**Prompt:** Write out the material again exactly, please, and omit the pictures.

**Data in this exercise:**
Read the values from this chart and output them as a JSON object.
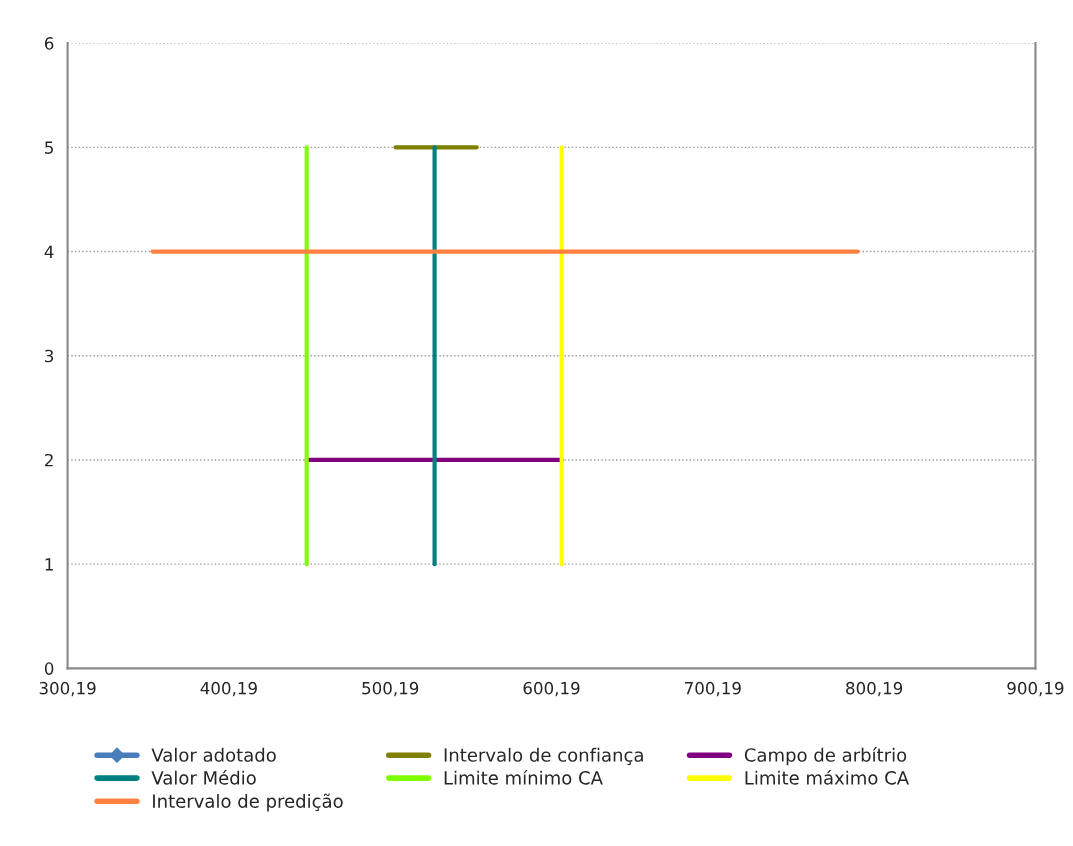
{
  "chart_data": {
    "type": "line",
    "series": [
      {
        "name": "Valor adotado",
        "color": "#4a7ebb",
        "marker": "diamond"
      },
      {
        "name": "Intervalo de confiança",
        "color": "#808000",
        "x": [
          503.5,
          553.8
        ],
        "values": [
          5,
          5
        ]
      },
      {
        "name": "Campo de arbítrio",
        "color": "#800080",
        "x": [
          448.4,
          606.5
        ],
        "values": [
          2,
          2
        ]
      },
      {
        "name": "Valor Médio",
        "color": "#008080",
        "x": [
          527.7,
          527.7
        ],
        "values": [
          1,
          5
        ]
      },
      {
        "name": "Limite mínimo CA",
        "color": "#80ff00",
        "x": [
          448.4,
          448.4
        ],
        "values": [
          1,
          5
        ]
      },
      {
        "name": "Limite máximo CA",
        "color": "#ffff00",
        "x": [
          606.5,
          606.5
        ],
        "values": [
          1,
          5
        ]
      },
      {
        "name": "Intervalo de predição",
        "color": "#ff8040",
        "x": [
          352.9,
          790.0
        ],
        "values": [
          4,
          4
        ]
      }
    ],
    "xlim": [
      300.19,
      900.19
    ],
    "xticks": [
      {
        "value": 300.19,
        "label": "300,19"
      },
      {
        "value": 400.19,
        "label": "400,19"
      },
      {
        "value": 500.19,
        "label": "500,19"
      },
      {
        "value": 600.19,
        "label": "600,19"
      },
      {
        "value": 700.19,
        "label": "700,19"
      },
      {
        "value": 800.19,
        "label": "800,19"
      },
      {
        "value": 900.19,
        "label": "900,19"
      }
    ],
    "ylim": [
      0,
      6
    ],
    "yticks": [
      0,
      1,
      2,
      3,
      4,
      5,
      6
    ],
    "grid": "y",
    "legend": "bottom",
    "line_style": "solid"
  }
}
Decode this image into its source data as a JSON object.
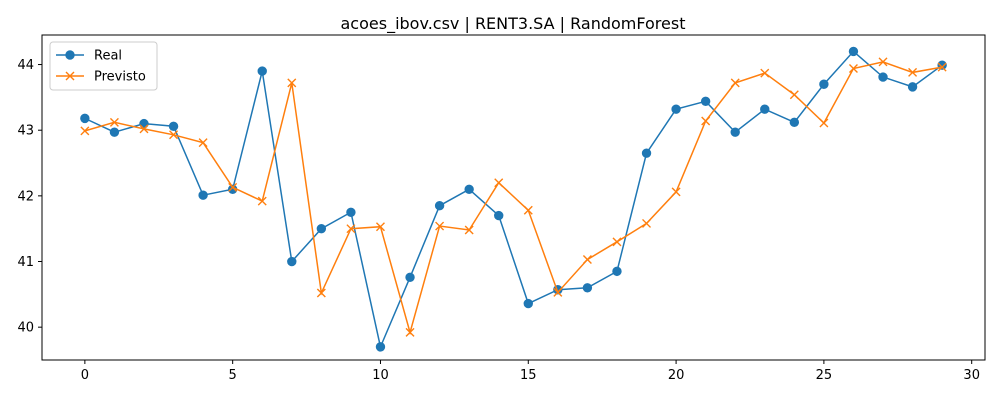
{
  "chart_data": {
    "type": "line",
    "title": "acoes_ibov.csv | RENT3.SA | RandomForest",
    "xlabel": "",
    "ylabel": "",
    "xlim": [
      -1.45,
      30.45
    ],
    "ylim": [
      39.5,
      44.45
    ],
    "xticks": [
      0,
      5,
      10,
      15,
      20,
      25,
      30
    ],
    "yticks": [
      40,
      41,
      42,
      43,
      44
    ],
    "grid": false,
    "legend_position": "top-left",
    "x": [
      0,
      1,
      2,
      3,
      4,
      5,
      6,
      7,
      8,
      9,
      10,
      11,
      12,
      13,
      14,
      15,
      16,
      17,
      18,
      19,
      20,
      21,
      22,
      23,
      24,
      25,
      26,
      27,
      28,
      29
    ],
    "series": [
      {
        "name": "Real",
        "marker": "circle",
        "color": "#1f77b4",
        "values": [
          43.18,
          42.97,
          43.1,
          43.06,
          42.01,
          42.1,
          43.9,
          41.0,
          41.5,
          41.75,
          39.7,
          40.76,
          41.85,
          42.1,
          41.7,
          40.36,
          40.57,
          40.6,
          40.85,
          42.65,
          43.32,
          43.44,
          42.97,
          43.32,
          43.12,
          43.7,
          44.2,
          43.81,
          43.66,
          43.99
        ]
      },
      {
        "name": "Previsto",
        "marker": "x",
        "color": "#ff7f0e",
        "values": [
          42.99,
          43.12,
          43.02,
          42.93,
          42.81,
          42.13,
          41.92,
          43.72,
          40.52,
          41.5,
          41.53,
          39.92,
          41.54,
          41.48,
          42.2,
          41.78,
          40.53,
          41.03,
          41.3,
          41.58,
          42.06,
          43.14,
          43.72,
          43.87,
          43.54,
          43.11,
          43.94,
          44.04,
          43.88,
          43.96
        ]
      }
    ]
  }
}
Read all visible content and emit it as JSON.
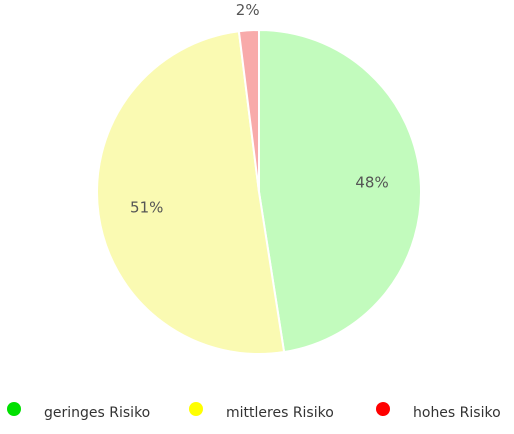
{
  "chart_data": {
    "type": "pie",
    "categories": [
      "geringes Risiko",
      "mittleres Risiko",
      "hohes Risiko"
    ],
    "values": [
      48,
      51,
      2
    ],
    "value_labels": [
      "48%",
      "51%",
      "2%"
    ],
    "colors": [
      "#c2fbbd",
      "#fafab2",
      "#f8aaaa"
    ],
    "legend_colors": [
      "#00e000",
      "#ffff00",
      "#ff0000"
    ]
  }
}
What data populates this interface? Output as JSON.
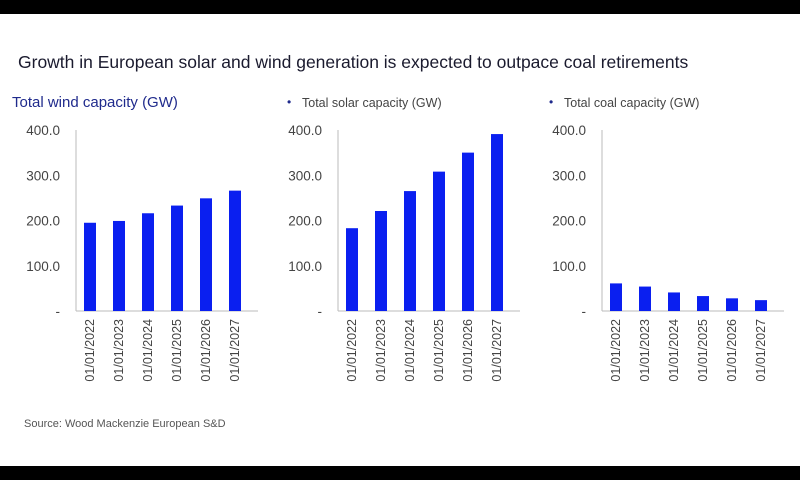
{
  "title": "Growth in European solar and wind generation is expected to outpace coal retirements",
  "source": "Source: Wood Mackenzie European S&D",
  "colors": {
    "bar": "#0a1ff0",
    "wind_title": "#1f2a8c",
    "text": "#444444"
  },
  "chart_data": [
    {
      "type": "bar",
      "title": "Total wind capacity (GW)",
      "categories": [
        "01/01/2022",
        "01/01/2023",
        "01/01/2024",
        "01/01/2025",
        "01/01/2026",
        "01/01/2027"
      ],
      "values": [
        195,
        199,
        216,
        233,
        249,
        266
      ],
      "ylim": [
        0,
        400
      ],
      "yticks": [
        "-",
        "100.0",
        "200.0",
        "300.0",
        "400.0"
      ],
      "grid": false
    },
    {
      "type": "bar",
      "title": "Total solar capacity (GW)",
      "bullet": "•",
      "categories": [
        "01/01/2022",
        "01/01/2023",
        "01/01/2024",
        "01/01/2025",
        "01/01/2026",
        "01/01/2027"
      ],
      "values": [
        183,
        221,
        265,
        308,
        350,
        391
      ],
      "ylim": [
        0,
        400
      ],
      "yticks": [
        "-",
        "100.0",
        "200.0",
        "300.0",
        "400.0"
      ],
      "grid": false
    },
    {
      "type": "bar",
      "title": "Total coal capacity (GW)",
      "bullet": "•",
      "categories": [
        "01/01/2022",
        "01/01/2023",
        "01/01/2024",
        "01/01/2025",
        "01/01/2026",
        "01/01/2027"
      ],
      "values": [
        61,
        54,
        41,
        33,
        28,
        24
      ],
      "ylim": [
        0,
        400
      ],
      "yticks": [
        "-",
        "100.0",
        "200.0",
        "300.0",
        "400.0"
      ],
      "grid": false
    }
  ]
}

**Written solution:**
Read the values from this chart and output them as a JSON object.
{
  "chart_data": {
    "type": "line",
    "series": [
      {
        "name": "Valor adotado",
        "color": "#4a7ebb",
        "marker": "diamond"
      },
      {
        "name": "Intervalo de confiança",
        "color": "#808000",
        "x": [
          503.5,
          553.8
        ],
        "values": [
          5,
          5
        ]
      },
      {
        "name": "Campo de arbítrio",
        "color": "#800080",
        "x": [
          448.4,
          606.5
        ],
        "values": [
          2,
          2
        ]
      },
      {
        "name": "Valor Médio",
        "color": "#008080",
        "x": [
          527.7,
          527.7
        ],
        "values": [
          1,
          5
        ]
      },
      {
        "name": "Limite mínimo CA",
        "color": "#80ff00",
        "x": [
          448.4,
          448.4
        ],
        "values": [
          1,
          5
        ]
      },
      {
        "name": "Limite máximo CA",
        "color": "#ffff00",
        "x": [
          606.5,
          606.5
        ],
        "values": [
          1,
          5
        ]
      },
      {
        "name": "Intervalo de predição",
        "color": "#ff8040",
        "x": [
          352.9,
          790.0
        ],
        "values": [
          4,
          4
        ]
      }
    ],
    "xlim": [
      300.19,
      900.19
    ],
    "xticks": [
      {
        "value": 300.19,
        "label": "300,19"
      },
      {
        "value": 400.19,
        "label": "400,19"
      },
      {
        "value": 500.19,
        "label": "500,19"
      },
      {
        "value": 600.19,
        "label": "600,19"
      },
      {
        "value": 700.19,
        "label": "700,19"
      },
      {
        "value": 800.19,
        "label": "800,19"
      },
      {
        "value": 900.19,
        "label": "900,19"
      }
    ],
    "ylim": [
      0,
      6
    ],
    "yticks": [
      0,
      1,
      2,
      3,
      4,
      5,
      6
    ],
    "grid": "y",
    "legend": "bottom",
    "line_style": "solid"
  }
}
Decode this image into its source data as a JSON object.
{
  "chart_data": {
    "type": "line",
    "title": "acoes_ibov.csv | RENT3.SA | RandomForest",
    "xlabel": "",
    "ylabel": "",
    "xlim": [
      -1.45,
      30.45
    ],
    "ylim": [
      39.5,
      44.45
    ],
    "xticks": [
      0,
      5,
      10,
      15,
      20,
      25,
      30
    ],
    "yticks": [
      40,
      41,
      42,
      43,
      44
    ],
    "grid": false,
    "legend_position": "top-left",
    "x": [
      0,
      1,
      2,
      3,
      4,
      5,
      6,
      7,
      8,
      9,
      10,
      11,
      12,
      13,
      14,
      15,
      16,
      17,
      18,
      19,
      20,
      21,
      22,
      23,
      24,
      25,
      26,
      27,
      28,
      29
    ],
    "series": [
      {
        "name": "Real",
        "marker": "circle",
        "color": "#1f77b4",
        "values": [
          43.18,
          42.97,
          43.1,
          43.06,
          42.01,
          42.1,
          43.9,
          41.0,
          41.5,
          41.75,
          39.7,
          40.76,
          41.85,
          42.1,
          41.7,
          40.36,
          40.57,
          40.6,
          40.85,
          42.65,
          43.32,
          43.44,
          42.97,
          43.32,
          43.12,
          43.7,
          44.2,
          43.81,
          43.66,
          43.99
        ]
      },
      {
        "name": "Previsto",
        "marker": "x",
        "color": "#ff7f0e",
        "values": [
          42.99,
          43.12,
          43.02,
          42.93,
          42.81,
          42.13,
          41.92,
          43.72,
          40.52,
          41.5,
          41.53,
          39.92,
          41.54,
          41.48,
          42.2,
          41.78,
          40.53,
          41.03,
          41.3,
          41.58,
          42.06,
          43.14,
          43.72,
          43.87,
          43.54,
          43.11,
          43.94,
          44.04,
          43.88,
          43.96
        ]
      }
    ]
  }
}
Read all visible content and emit it as JSON.
{
  "chart_data": {
    "type": "pie",
    "categories": [
      "geringes Risiko",
      "mittleres Risiko",
      "hohes Risiko"
    ],
    "values": [
      48,
      51,
      2
    ],
    "value_labels": [
      "48%",
      "51%",
      "2%"
    ],
    "colors": [
      "#c2fbbd",
      "#fafab2",
      "#f8aaaa"
    ],
    "legend_colors": [
      "#00e000",
      "#ffff00",
      "#ff0000"
    ]
  }
}
What data populates this interface? Output as JSON.
{
  "title": "Growth in European solar and wind generation is expected to outpace coal retirements",
  "source": "Source: Wood Mackenzie European S&D",
  "colors": {
    "bar": "#0a1ff0",
    "wind_title": "#1f2a8c",
    "text": "#444444"
  },
  "chart_data": [
    {
      "type": "bar",
      "title": "Total wind capacity (GW)",
      "categories": [
        "01/01/2022",
        "01/01/2023",
        "01/01/2024",
        "01/01/2025",
        "01/01/2026",
        "01/01/2027"
      ],
      "values": [
        195,
        199,
        216,
        233,
        249,
        266
      ],
      "ylim": [
        0,
        400
      ],
      "yticks": [
        "-",
        "100.0",
        "200.0",
        "300.0",
        "400.0"
      ],
      "grid": false
    },
    {
      "type": "bar",
      "title": "Total solar capacity (GW)",
      "bullet": "•",
      "categories": [
        "01/01/2022",
        "01/01/2023",
        "01/01/2024",
        "01/01/2025",
        "01/01/2026",
        "01/01/2027"
      ],
      "values": [
        183,
        221,
        265,
        308,
        350,
        391
      ],
      "ylim": [
        0,
        400
      ],
      "yticks": [
        "-",
        "100.0",
        "200.0",
        "300.0",
        "400.0"
      ],
      "grid": false
    },
    {
      "type": "bar",
      "title": "Total coal capacity (GW)",
      "bullet": "•",
      "categories": [
        "01/01/2022",
        "01/01/2023",
        "01/01/2024",
        "01/01/2025",
        "01/01/2026",
        "01/01/2027"
      ],
      "values": [
        61,
        54,
        41,
        33,
        28,
        24
      ],
      "ylim": [
        0,
        400
      ],
      "yticks": [
        "-",
        "100.0",
        "200.0",
        "300.0",
        "400.0"
      ],
      "grid": false
    }
  ]
}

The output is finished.